(Set task):
Gather all lines in the entries that include the word "chevron".
─── Material for this task
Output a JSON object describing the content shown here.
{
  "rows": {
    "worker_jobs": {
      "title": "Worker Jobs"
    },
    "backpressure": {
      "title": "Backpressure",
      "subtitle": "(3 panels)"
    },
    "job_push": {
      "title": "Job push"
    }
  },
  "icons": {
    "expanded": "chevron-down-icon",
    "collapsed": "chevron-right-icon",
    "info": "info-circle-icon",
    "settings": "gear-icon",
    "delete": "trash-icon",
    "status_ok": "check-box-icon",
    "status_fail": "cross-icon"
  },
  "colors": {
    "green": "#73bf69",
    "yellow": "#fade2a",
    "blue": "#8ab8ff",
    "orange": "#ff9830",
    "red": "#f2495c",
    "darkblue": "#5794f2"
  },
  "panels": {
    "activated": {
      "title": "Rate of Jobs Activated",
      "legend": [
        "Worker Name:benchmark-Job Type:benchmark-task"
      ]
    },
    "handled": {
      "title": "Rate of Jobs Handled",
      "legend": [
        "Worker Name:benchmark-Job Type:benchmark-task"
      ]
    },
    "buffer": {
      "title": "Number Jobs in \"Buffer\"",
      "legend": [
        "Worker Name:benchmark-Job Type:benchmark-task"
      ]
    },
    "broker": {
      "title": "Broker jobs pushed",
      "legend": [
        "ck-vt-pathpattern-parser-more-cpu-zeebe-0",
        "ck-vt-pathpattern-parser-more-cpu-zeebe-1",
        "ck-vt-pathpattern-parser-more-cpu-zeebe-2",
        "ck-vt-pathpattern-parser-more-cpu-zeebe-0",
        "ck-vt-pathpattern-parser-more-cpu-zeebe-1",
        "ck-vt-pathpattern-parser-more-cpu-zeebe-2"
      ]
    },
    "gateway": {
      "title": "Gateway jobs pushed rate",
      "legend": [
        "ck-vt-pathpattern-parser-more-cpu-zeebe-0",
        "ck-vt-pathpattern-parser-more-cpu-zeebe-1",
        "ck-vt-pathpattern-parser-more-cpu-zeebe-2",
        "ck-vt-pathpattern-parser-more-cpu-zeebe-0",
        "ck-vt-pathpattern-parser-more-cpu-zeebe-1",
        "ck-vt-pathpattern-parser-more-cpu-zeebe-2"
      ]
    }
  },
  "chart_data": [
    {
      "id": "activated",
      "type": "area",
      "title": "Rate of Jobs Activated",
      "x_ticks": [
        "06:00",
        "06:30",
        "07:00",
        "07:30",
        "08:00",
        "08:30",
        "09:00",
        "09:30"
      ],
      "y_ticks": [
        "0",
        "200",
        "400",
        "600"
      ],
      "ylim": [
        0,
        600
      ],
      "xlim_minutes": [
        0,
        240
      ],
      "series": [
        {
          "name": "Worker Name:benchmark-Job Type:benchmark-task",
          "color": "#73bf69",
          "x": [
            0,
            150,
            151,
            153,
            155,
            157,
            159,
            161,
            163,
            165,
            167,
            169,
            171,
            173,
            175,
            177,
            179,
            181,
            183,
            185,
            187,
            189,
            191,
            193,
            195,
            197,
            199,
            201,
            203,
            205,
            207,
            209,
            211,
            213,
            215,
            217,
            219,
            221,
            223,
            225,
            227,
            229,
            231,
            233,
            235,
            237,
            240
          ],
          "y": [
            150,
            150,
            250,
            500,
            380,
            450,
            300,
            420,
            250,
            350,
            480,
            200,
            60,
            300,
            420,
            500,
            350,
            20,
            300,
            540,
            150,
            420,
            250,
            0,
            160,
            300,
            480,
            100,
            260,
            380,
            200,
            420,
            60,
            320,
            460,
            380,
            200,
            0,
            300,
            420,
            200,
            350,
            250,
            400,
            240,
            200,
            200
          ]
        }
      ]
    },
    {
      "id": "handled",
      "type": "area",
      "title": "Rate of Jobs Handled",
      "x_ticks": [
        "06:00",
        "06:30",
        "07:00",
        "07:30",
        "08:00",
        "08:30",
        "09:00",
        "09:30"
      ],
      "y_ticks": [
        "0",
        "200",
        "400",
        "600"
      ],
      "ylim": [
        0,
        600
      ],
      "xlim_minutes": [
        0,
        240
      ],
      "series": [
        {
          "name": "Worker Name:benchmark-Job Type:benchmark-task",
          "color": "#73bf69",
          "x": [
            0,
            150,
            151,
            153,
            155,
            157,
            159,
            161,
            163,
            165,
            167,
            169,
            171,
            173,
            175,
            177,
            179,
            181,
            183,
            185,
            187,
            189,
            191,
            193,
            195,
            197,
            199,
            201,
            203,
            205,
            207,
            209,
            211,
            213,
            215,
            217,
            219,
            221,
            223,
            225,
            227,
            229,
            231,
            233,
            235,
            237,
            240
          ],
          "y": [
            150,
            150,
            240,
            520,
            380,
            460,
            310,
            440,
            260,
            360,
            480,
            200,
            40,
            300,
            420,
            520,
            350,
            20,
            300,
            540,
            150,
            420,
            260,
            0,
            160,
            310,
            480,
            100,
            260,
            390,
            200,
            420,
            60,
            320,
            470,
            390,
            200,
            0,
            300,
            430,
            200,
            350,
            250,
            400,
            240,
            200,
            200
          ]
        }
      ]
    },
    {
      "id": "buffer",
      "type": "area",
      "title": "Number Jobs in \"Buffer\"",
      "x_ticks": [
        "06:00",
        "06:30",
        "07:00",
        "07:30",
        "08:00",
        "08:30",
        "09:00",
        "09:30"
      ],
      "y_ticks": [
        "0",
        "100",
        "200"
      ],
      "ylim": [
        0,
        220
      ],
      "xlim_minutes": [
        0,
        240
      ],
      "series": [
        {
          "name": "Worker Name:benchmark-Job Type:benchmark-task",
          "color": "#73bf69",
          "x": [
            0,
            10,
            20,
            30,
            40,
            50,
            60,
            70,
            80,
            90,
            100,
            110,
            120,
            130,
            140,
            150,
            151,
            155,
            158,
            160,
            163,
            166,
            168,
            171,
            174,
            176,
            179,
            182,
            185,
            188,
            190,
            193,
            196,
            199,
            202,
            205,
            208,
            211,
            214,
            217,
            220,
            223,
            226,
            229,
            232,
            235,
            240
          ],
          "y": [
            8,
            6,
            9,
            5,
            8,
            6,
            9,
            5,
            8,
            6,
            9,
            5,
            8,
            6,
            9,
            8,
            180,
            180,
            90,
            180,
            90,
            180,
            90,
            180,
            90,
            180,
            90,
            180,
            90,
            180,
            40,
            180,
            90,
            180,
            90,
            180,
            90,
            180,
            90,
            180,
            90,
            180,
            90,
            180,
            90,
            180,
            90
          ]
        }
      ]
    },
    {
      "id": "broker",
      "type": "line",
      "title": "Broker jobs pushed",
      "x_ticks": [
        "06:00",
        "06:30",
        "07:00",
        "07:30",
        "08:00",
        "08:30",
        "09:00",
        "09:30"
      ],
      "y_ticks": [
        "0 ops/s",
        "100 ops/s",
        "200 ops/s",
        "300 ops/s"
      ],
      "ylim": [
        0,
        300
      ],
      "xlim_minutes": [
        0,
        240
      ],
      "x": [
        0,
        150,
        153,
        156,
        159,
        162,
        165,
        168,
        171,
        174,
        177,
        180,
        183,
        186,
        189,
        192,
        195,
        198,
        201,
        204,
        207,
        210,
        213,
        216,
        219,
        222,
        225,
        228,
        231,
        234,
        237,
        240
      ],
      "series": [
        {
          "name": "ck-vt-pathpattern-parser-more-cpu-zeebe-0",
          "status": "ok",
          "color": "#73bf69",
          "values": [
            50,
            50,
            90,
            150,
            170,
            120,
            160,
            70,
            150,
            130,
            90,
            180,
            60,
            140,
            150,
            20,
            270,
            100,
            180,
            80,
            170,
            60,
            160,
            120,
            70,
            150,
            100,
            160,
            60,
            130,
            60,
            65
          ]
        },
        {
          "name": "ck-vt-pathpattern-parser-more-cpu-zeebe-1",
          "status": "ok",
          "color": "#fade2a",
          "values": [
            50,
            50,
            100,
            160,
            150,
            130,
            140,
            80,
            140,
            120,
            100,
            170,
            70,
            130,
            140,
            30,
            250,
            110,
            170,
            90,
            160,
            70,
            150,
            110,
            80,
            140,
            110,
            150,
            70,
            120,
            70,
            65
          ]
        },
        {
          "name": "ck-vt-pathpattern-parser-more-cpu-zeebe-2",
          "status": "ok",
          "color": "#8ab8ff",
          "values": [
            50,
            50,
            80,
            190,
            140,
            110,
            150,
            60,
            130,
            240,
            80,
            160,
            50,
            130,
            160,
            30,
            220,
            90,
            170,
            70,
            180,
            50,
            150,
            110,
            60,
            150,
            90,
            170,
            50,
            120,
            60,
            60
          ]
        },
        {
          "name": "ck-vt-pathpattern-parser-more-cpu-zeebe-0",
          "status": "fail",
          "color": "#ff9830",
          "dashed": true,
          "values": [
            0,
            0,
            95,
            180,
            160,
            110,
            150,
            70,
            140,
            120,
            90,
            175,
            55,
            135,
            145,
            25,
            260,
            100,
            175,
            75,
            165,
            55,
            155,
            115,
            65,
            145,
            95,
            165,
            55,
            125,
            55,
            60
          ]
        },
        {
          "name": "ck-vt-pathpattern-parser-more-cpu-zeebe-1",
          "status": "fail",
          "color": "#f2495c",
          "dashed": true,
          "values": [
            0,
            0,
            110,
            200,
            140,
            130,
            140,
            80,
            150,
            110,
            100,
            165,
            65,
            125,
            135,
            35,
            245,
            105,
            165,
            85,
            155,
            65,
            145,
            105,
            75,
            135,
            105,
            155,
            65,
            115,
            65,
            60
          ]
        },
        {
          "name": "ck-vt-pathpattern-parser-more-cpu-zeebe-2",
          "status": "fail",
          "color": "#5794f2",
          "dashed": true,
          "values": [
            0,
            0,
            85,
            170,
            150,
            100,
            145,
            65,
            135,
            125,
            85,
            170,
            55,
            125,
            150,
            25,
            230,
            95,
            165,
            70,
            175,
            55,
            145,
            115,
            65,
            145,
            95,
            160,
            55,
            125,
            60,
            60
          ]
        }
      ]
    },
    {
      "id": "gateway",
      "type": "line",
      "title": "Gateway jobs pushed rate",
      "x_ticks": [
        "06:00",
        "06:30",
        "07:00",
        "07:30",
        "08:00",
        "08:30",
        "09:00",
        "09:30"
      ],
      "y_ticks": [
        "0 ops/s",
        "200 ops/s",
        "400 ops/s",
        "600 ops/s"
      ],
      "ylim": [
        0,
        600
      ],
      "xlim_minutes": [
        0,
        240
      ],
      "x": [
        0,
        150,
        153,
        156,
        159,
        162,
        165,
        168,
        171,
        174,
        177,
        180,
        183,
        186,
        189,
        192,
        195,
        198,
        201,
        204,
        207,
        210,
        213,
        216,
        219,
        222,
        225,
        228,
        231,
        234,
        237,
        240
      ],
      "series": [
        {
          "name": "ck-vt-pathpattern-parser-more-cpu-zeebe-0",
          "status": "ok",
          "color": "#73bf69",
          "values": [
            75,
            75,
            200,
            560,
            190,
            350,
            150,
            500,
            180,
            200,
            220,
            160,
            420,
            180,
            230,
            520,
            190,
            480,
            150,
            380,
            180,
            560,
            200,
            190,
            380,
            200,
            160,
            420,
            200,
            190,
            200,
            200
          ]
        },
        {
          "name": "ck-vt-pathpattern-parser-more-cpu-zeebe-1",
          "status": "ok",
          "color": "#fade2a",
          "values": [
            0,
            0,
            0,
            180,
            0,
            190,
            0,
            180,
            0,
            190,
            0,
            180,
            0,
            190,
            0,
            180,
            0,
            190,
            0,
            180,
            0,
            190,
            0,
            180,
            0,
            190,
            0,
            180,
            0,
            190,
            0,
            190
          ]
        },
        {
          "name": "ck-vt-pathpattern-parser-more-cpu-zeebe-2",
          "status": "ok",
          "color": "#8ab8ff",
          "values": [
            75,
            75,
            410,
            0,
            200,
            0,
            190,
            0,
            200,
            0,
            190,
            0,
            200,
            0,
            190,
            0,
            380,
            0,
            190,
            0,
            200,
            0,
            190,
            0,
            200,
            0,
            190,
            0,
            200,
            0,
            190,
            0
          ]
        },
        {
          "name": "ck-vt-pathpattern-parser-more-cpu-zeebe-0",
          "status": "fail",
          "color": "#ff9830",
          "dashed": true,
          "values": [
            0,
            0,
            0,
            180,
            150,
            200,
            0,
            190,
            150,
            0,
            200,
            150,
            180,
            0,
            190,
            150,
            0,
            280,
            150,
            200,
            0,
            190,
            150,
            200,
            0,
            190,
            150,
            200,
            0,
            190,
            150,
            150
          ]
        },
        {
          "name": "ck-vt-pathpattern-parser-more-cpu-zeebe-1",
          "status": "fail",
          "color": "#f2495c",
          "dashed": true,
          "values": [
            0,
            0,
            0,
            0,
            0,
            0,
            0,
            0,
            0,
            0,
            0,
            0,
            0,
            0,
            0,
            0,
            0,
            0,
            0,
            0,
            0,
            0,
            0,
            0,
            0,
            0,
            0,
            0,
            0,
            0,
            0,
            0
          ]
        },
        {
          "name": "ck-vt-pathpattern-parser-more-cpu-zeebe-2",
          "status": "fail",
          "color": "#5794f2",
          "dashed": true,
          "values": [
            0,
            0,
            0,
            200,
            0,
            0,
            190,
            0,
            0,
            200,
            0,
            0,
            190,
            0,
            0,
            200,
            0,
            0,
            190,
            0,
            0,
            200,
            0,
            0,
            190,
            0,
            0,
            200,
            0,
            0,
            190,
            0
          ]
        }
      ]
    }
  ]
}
──────
(Exercise solution):
    "expanded": "chevron-down-icon",
    "collapsed": "chevron-right-icon",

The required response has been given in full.